#### EXERCISE GOAL:
Tally how many lines hold the string "портал". Your reply should be that number alone.

#### DATA PROVIDED:
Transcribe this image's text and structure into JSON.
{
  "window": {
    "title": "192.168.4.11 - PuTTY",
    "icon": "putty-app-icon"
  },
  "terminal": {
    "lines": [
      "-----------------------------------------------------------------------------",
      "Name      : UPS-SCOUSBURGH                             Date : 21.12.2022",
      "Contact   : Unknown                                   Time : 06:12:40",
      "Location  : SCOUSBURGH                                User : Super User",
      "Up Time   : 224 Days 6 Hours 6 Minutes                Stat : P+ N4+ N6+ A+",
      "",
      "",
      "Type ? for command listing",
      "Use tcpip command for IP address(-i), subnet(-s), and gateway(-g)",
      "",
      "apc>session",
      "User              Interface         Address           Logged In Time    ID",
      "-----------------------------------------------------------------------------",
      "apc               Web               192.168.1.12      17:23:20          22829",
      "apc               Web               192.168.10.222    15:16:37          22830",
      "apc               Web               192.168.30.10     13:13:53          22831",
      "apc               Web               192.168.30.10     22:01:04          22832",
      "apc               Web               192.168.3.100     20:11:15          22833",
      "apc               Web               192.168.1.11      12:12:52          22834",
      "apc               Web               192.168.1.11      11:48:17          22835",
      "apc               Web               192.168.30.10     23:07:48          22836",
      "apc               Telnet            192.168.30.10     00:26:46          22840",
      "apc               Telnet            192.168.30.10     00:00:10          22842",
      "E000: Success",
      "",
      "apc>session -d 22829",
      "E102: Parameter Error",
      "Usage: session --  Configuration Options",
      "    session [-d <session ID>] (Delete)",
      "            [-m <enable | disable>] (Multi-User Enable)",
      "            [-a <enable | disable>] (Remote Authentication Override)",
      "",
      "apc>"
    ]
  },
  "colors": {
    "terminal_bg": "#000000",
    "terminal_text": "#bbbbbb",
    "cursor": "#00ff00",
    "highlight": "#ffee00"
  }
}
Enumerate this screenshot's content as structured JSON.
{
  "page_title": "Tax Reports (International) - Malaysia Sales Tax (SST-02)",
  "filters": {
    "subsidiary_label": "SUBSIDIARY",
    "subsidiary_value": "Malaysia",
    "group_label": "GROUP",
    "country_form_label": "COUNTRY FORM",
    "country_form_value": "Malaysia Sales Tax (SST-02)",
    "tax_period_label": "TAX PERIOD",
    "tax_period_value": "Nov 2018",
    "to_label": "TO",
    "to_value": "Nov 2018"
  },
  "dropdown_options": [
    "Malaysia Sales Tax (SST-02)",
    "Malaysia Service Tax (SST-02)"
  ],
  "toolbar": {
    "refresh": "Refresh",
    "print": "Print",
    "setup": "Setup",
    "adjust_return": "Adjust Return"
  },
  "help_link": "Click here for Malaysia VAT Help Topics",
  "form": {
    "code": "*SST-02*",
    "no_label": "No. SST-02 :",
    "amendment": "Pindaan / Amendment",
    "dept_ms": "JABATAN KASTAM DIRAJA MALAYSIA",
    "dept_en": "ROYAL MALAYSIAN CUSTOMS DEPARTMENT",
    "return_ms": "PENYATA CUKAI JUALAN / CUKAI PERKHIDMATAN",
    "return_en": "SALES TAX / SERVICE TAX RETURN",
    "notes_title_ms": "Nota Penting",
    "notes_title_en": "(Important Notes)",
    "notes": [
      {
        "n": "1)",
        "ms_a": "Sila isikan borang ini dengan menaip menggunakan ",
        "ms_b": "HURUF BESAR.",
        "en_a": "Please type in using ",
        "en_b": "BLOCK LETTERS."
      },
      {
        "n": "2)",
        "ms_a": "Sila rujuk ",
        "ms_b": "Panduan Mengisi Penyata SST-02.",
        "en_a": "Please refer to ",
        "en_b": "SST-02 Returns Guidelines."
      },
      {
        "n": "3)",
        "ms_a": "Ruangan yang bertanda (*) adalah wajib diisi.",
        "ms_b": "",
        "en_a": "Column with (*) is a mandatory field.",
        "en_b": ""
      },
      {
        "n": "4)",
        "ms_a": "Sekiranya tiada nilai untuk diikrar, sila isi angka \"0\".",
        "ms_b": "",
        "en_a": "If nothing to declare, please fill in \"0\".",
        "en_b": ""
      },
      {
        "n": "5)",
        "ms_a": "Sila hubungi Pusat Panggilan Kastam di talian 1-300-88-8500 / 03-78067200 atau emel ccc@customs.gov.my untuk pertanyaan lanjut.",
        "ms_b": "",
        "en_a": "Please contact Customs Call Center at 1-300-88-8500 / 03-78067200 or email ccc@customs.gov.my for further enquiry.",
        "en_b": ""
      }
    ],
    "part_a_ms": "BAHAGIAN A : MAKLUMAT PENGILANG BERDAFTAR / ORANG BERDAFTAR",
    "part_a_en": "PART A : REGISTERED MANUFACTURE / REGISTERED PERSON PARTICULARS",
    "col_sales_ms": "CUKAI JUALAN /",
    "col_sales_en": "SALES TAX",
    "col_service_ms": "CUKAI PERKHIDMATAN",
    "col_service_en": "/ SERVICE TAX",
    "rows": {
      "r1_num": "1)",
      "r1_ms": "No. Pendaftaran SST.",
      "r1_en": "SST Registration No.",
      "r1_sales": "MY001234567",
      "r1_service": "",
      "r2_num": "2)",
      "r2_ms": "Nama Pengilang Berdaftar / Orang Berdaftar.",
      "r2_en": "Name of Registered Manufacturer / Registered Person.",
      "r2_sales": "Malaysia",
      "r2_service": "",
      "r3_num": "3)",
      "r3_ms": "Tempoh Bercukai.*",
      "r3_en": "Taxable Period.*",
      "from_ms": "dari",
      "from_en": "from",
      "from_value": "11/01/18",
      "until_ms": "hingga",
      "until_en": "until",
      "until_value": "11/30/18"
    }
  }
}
--
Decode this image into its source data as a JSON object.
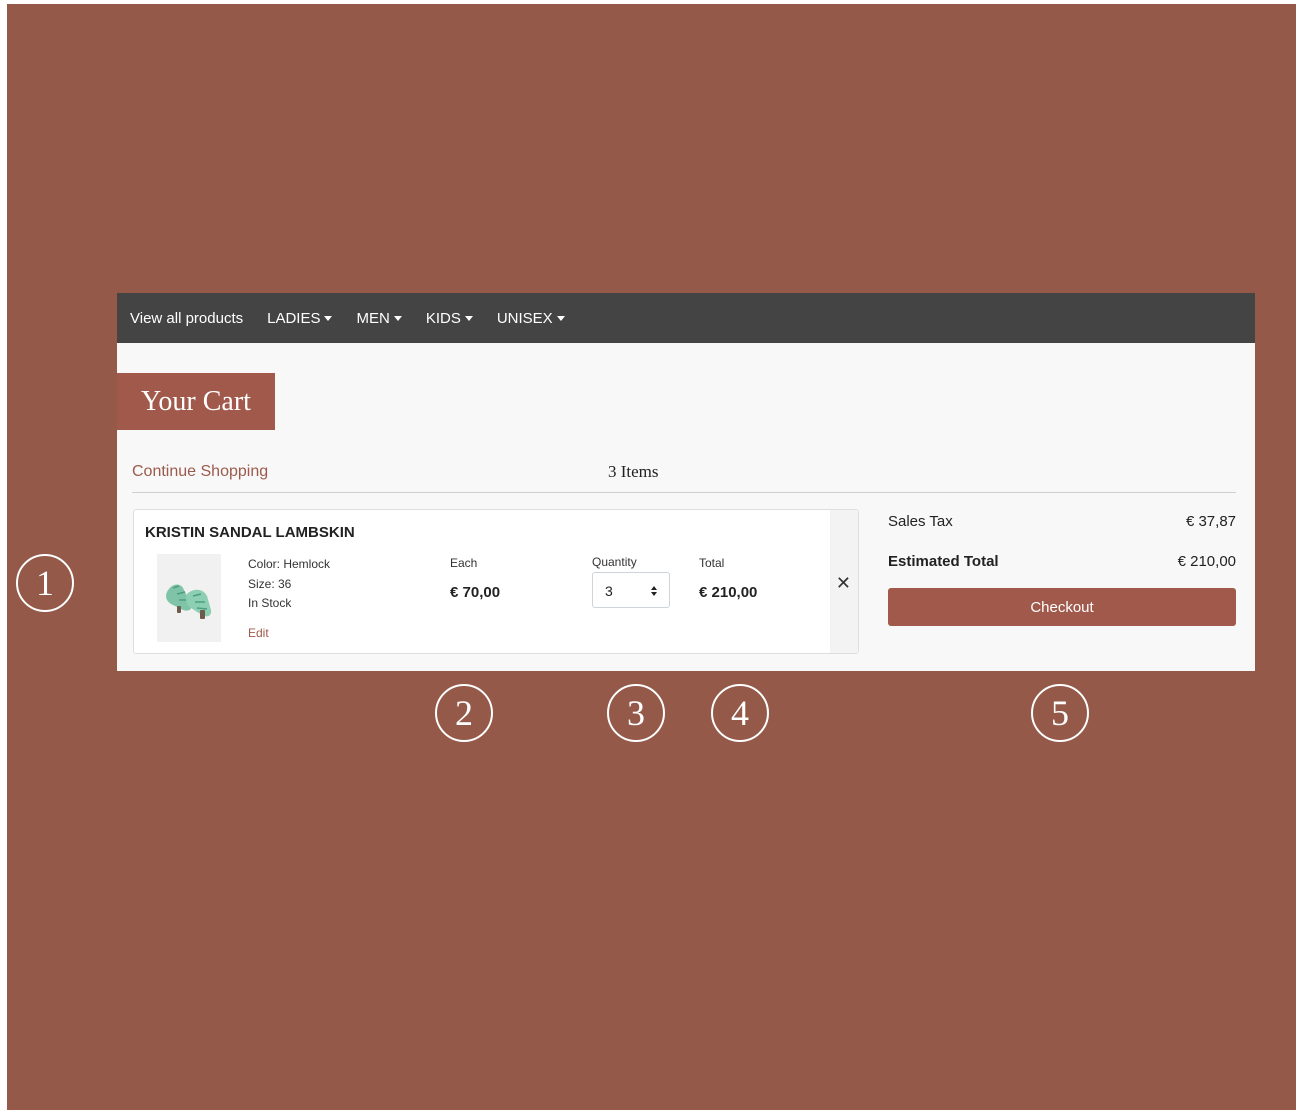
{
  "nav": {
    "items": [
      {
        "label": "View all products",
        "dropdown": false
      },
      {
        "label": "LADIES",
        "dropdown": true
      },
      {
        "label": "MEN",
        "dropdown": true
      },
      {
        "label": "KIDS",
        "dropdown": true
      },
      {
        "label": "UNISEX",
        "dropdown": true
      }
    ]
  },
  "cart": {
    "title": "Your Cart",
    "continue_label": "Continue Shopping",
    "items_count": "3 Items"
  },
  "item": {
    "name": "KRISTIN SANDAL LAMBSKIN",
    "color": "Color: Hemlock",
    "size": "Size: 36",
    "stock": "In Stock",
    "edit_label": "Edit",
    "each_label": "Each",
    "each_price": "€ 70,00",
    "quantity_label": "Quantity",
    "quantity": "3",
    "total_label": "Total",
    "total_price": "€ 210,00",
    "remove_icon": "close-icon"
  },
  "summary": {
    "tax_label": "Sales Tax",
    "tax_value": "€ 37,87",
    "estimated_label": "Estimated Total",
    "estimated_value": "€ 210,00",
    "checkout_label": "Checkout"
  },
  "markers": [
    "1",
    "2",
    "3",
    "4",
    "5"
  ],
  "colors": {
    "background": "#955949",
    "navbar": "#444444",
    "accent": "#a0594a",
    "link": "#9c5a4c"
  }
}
==
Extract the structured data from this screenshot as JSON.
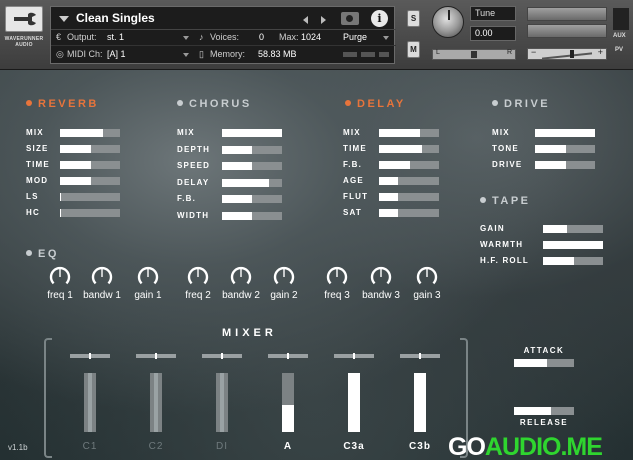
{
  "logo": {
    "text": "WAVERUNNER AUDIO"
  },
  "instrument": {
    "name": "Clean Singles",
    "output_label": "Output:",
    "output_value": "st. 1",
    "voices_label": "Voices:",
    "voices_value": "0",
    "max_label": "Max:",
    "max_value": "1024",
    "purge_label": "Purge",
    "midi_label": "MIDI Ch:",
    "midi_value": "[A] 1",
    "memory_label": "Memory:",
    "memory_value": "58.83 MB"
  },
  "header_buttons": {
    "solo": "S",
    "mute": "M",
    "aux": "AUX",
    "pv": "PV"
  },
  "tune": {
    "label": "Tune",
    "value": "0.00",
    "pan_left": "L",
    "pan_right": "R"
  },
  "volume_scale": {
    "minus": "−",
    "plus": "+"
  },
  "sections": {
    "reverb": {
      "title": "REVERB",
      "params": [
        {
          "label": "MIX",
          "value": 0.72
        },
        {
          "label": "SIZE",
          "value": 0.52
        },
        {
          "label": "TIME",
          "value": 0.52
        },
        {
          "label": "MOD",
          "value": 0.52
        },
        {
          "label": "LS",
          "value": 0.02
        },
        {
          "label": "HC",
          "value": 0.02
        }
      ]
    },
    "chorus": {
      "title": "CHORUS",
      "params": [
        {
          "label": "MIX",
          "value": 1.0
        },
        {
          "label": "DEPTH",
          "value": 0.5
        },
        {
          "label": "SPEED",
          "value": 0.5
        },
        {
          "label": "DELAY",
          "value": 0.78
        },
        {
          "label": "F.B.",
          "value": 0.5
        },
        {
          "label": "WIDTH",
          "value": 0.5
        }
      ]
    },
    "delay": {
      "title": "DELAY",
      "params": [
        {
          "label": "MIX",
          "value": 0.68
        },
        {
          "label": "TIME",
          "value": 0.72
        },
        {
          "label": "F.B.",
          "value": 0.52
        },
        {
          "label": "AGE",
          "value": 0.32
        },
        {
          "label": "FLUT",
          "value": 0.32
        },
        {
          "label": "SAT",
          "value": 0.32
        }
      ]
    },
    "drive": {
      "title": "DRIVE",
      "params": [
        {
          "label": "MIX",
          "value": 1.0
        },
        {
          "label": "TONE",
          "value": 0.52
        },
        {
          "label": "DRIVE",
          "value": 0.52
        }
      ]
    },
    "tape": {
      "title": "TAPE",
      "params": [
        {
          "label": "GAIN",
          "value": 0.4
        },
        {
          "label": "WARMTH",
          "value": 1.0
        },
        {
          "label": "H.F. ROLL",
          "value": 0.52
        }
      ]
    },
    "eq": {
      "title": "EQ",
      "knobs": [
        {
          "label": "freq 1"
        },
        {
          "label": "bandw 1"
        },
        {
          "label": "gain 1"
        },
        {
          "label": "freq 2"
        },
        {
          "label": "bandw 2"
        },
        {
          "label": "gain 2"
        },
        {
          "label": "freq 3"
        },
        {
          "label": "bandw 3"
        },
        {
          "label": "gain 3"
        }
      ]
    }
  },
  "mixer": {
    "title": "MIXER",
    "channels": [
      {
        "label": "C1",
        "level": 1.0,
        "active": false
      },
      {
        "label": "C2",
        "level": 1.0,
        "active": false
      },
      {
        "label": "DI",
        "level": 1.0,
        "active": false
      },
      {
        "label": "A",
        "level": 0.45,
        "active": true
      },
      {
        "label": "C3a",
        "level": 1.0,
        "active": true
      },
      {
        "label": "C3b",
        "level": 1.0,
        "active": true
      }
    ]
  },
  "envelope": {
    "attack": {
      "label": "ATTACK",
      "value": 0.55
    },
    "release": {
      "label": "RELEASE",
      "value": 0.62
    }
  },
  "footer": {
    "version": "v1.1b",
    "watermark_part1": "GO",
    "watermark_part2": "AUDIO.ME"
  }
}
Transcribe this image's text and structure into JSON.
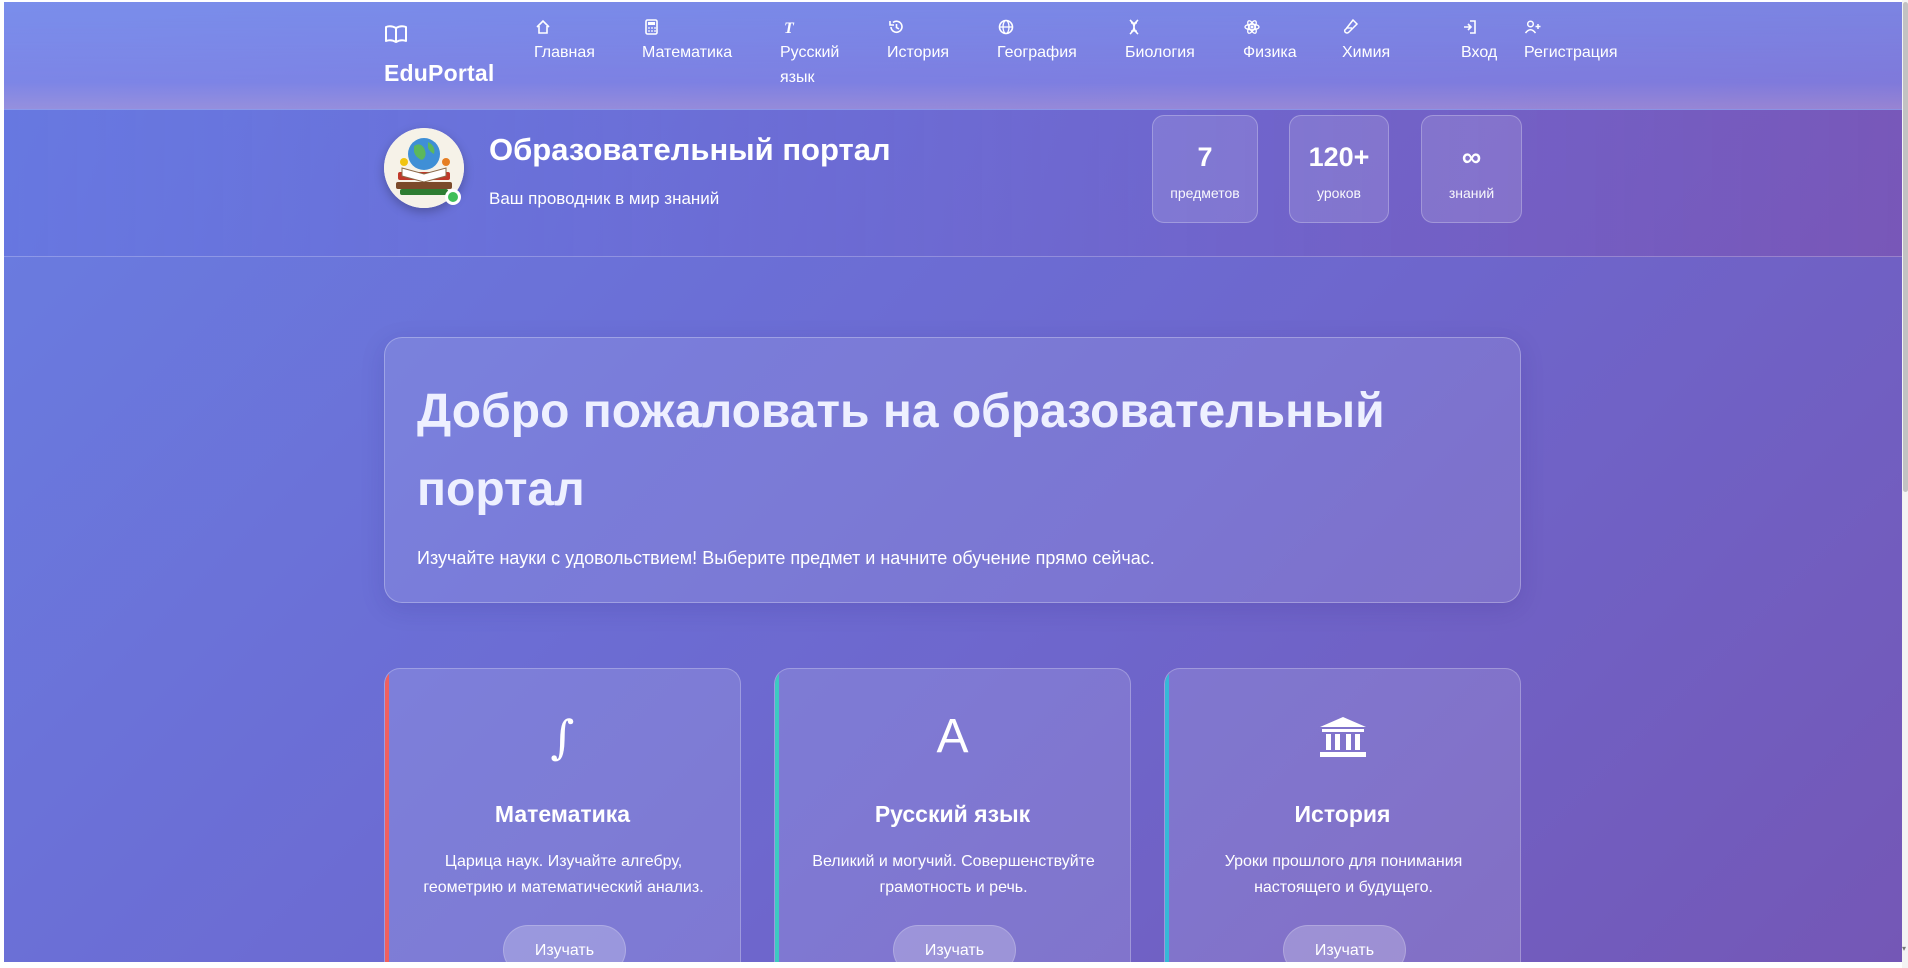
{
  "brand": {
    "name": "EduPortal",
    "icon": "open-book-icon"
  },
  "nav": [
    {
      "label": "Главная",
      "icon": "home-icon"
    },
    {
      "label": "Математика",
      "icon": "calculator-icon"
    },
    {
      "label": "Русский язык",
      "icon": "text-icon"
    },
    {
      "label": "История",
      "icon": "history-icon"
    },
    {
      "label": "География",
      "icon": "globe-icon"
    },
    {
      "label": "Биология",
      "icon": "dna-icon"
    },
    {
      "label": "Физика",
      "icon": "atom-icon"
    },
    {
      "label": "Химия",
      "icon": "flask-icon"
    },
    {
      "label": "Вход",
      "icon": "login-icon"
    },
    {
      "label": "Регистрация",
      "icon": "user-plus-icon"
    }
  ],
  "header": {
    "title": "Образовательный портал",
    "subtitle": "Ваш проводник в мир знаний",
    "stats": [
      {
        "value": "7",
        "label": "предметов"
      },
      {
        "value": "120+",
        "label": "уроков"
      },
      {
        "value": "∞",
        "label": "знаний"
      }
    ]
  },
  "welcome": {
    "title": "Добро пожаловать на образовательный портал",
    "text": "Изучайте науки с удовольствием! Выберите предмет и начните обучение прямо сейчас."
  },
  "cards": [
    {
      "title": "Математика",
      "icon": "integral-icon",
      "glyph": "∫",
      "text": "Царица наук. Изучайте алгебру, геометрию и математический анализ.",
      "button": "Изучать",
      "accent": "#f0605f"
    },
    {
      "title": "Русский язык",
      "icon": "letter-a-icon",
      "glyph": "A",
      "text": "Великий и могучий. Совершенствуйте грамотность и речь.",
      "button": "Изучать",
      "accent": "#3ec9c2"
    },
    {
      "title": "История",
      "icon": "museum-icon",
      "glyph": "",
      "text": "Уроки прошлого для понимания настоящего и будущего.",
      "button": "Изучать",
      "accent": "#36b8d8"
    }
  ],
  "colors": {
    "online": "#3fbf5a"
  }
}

#### WORKED ANSWER:
2